The Advanced Land Imager (ALI) is the primary instrument flown on the first Earth Observing mission (EO-1), launched on November 21, 2000. It was developed under NASA's New Millennium Program (NMP). The NMP mission objective is to flight-validate advanced technologies that will enable dramatic improvements in performance, cost, mass, and schedule for future, Landsat-like, Earth Science Enterprise instruments. ALI contains a number of innovative features designed to achieve this objective. These include the basic instrument architecture which employs a push-broom data collection mode, a wide field of view optical design, compact multi-spectral detector arrays, non-cryogenic HgCdTe for the short wave infrared bands, silicon carbide optics, and a multi-level solar calibration technique. During the first ninety days on orbit, the instrument performance was evaluated by collecting several Earth scenes and comparing them to identical scenes obtained by Landsat7. In addition, various on-orbit calibration techniques were exercised. This paper will present an overview of the EO-1 mission activities during the first ninety days on-orbit, details of the ALI instrument performance and a comparison with the ground calibration measurements.

» GIVEN DATA:
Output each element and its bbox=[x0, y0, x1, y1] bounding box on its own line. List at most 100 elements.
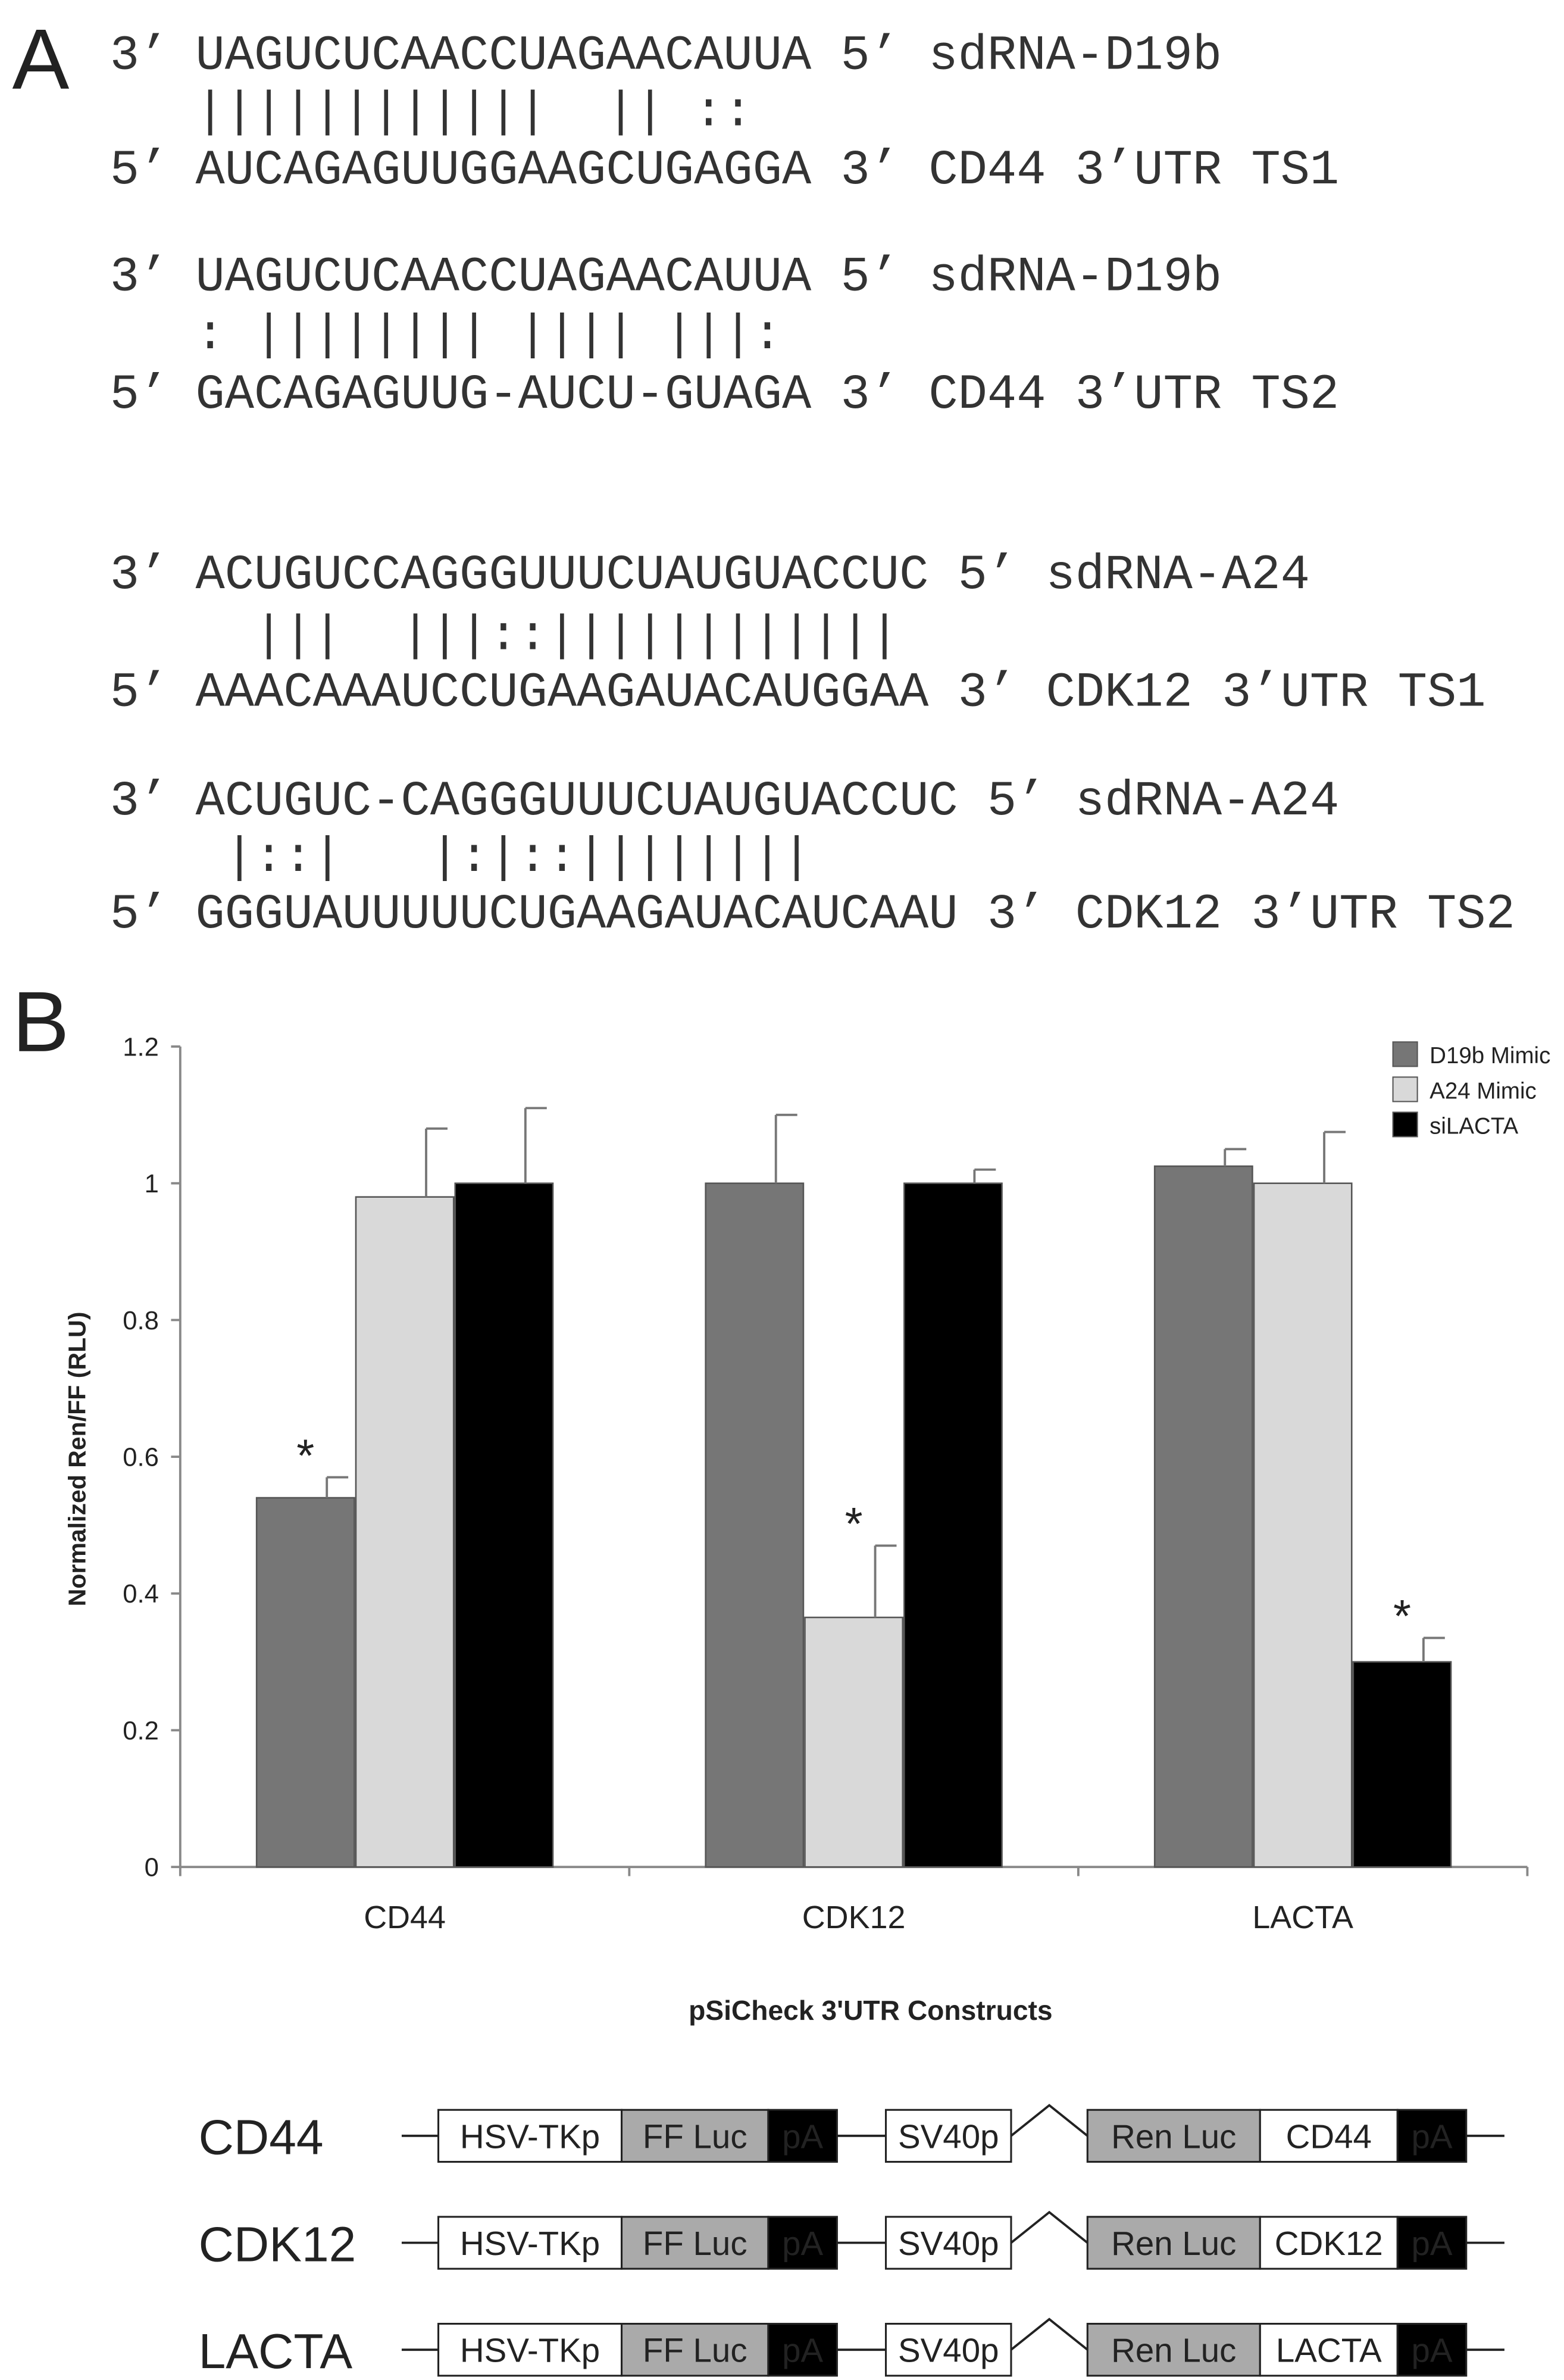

» EXERCISE PROMPT:
Do these statements agree with the Advanced Land Imager passage? Answer yes or no for each, and quote the words from the passage that decide it.
(a) The EO-1 mission was launched on November 21, 2000.
(b) The short wave infrared bands use cryogenically cooled HgCdTe.
(c) During the first ninety days on orbit, Earth scenes were compared with identical scenes from Landsat7.
You won't need the material for this.

» ANSWER TO THIS TASK:
(a) Yes: "launched on November 21, 2000"
(b) No: "non-cryogenic HgCdTe for the short wave infrared bands"
(c) Yes: "comparing them to identical scenes obtained by Landsat7"